[Records from a dataset]
┌──
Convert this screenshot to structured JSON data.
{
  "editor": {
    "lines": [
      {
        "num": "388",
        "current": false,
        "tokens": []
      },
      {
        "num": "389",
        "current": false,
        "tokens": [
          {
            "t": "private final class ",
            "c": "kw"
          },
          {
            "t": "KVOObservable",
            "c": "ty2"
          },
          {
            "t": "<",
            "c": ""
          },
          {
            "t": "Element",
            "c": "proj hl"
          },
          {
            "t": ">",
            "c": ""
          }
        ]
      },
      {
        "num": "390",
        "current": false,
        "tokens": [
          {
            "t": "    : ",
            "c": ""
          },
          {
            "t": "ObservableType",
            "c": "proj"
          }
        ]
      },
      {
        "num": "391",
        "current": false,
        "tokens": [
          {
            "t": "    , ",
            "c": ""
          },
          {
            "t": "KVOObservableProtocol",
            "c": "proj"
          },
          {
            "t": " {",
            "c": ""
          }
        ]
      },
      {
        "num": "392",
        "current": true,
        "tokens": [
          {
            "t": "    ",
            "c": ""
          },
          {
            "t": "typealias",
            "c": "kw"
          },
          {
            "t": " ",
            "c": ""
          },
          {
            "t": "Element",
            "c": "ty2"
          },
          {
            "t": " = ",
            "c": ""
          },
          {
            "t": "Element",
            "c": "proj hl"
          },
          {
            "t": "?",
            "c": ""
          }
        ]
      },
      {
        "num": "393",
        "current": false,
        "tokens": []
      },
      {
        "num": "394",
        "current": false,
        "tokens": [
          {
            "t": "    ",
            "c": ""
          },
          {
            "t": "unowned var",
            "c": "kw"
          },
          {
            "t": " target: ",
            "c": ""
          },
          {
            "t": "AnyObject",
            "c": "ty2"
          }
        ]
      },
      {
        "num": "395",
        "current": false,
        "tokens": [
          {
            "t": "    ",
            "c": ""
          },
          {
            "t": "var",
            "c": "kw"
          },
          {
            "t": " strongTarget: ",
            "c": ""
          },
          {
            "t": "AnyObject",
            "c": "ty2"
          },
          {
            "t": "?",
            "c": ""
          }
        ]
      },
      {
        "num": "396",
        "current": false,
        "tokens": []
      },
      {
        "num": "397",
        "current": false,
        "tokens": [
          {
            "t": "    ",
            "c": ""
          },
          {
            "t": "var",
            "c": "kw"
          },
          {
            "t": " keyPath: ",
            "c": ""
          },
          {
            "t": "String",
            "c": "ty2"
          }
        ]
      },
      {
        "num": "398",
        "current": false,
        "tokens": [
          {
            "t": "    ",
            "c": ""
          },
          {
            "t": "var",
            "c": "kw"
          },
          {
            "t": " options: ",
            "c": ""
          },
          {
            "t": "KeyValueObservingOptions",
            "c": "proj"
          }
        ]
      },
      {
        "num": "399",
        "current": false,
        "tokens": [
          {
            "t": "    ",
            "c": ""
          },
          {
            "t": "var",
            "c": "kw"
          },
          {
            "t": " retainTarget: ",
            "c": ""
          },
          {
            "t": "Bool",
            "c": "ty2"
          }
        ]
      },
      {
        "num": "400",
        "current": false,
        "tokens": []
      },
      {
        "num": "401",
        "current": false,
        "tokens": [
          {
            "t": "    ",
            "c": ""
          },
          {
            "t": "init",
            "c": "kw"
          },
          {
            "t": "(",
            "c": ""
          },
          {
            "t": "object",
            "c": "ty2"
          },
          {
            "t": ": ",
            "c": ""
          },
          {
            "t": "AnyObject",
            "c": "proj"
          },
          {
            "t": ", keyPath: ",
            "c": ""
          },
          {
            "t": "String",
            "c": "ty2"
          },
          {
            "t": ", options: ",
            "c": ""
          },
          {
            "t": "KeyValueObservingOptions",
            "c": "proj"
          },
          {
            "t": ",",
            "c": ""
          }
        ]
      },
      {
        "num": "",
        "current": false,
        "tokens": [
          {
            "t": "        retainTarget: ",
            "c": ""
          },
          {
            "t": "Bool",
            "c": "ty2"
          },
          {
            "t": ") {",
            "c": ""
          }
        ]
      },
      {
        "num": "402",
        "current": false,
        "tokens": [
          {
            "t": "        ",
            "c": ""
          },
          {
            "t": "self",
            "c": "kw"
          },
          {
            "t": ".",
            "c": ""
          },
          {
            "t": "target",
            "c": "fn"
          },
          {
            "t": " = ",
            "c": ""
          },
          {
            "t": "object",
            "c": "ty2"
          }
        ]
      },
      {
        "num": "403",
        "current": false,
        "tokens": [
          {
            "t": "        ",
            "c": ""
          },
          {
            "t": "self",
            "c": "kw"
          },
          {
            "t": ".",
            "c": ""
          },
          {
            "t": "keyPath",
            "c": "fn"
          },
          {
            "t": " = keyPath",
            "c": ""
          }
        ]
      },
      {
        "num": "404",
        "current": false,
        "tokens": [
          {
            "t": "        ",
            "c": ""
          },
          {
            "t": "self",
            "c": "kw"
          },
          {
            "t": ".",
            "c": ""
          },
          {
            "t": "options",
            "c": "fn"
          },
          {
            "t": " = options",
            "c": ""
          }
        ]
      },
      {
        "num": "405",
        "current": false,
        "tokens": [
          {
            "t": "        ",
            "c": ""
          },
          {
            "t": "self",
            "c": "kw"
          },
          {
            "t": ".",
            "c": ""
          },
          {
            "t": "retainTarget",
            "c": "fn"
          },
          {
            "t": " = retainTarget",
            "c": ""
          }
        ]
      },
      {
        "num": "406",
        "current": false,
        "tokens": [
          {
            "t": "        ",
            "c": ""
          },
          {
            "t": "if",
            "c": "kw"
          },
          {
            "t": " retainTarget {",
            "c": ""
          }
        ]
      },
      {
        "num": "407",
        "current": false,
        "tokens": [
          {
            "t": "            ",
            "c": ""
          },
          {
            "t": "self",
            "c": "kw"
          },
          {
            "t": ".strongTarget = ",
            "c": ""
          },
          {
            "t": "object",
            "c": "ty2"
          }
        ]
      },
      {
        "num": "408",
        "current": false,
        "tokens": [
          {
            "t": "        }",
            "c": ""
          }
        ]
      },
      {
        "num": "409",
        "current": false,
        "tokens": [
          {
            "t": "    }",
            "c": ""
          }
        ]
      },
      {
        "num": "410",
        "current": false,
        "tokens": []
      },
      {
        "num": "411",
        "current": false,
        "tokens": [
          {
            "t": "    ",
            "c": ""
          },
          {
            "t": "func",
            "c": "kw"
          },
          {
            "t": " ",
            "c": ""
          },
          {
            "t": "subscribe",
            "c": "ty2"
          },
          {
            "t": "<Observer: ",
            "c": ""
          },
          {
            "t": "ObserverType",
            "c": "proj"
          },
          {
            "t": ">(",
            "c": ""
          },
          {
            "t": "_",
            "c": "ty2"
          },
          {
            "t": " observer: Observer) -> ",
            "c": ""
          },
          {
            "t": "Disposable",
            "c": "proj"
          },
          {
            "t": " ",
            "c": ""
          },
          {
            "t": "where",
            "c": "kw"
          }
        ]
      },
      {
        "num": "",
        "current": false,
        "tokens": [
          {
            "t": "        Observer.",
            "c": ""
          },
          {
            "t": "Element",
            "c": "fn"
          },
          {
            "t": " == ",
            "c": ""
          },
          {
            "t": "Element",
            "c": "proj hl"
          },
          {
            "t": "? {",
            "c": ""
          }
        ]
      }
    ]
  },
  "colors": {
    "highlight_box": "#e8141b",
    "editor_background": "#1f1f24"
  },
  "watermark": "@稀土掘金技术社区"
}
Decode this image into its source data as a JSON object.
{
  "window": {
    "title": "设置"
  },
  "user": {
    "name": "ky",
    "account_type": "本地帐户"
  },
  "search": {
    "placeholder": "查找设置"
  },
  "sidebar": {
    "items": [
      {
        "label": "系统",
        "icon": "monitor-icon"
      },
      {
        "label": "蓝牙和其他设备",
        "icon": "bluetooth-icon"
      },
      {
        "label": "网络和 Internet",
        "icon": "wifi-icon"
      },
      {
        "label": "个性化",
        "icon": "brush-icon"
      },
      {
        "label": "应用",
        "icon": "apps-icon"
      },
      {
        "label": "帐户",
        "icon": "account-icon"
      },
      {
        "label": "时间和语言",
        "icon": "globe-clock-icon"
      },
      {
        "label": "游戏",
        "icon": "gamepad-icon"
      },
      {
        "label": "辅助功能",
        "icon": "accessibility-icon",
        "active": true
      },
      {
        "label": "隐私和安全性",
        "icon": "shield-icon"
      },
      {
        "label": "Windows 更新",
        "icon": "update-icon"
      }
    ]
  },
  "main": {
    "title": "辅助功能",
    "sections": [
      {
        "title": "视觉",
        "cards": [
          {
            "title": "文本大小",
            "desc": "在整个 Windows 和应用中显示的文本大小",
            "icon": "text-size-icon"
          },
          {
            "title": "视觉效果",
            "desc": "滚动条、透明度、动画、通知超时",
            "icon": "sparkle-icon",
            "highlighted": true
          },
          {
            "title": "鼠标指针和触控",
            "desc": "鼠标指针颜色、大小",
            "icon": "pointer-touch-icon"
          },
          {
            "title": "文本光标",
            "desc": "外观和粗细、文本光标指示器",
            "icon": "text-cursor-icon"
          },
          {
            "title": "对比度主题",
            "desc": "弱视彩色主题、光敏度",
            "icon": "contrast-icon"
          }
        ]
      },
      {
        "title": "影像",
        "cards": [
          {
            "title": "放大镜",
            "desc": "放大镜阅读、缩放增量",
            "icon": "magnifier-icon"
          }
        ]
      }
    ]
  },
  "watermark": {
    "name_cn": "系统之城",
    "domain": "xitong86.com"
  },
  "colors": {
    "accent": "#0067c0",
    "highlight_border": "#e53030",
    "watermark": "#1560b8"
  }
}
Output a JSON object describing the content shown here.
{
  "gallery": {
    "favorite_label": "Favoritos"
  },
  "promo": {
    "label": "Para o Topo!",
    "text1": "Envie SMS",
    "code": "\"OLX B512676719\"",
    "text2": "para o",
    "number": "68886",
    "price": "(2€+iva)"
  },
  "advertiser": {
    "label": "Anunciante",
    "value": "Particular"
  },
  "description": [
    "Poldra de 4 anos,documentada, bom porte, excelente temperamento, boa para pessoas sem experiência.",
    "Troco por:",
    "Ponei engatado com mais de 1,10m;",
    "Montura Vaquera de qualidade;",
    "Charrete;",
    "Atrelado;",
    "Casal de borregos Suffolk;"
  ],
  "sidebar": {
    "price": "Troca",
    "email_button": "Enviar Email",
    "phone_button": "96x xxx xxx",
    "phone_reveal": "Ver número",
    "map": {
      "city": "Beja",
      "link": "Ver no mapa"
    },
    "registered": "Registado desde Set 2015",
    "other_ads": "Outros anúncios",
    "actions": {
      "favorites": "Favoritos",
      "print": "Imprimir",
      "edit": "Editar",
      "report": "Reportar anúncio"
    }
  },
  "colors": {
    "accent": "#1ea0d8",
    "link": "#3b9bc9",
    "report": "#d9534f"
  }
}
└──
▶ Job
Above are the records; copy every line in them that holds the word "report".

▶ Result for this exercise
      "report": "Reportar anúncio"
    "report": "#d9534f"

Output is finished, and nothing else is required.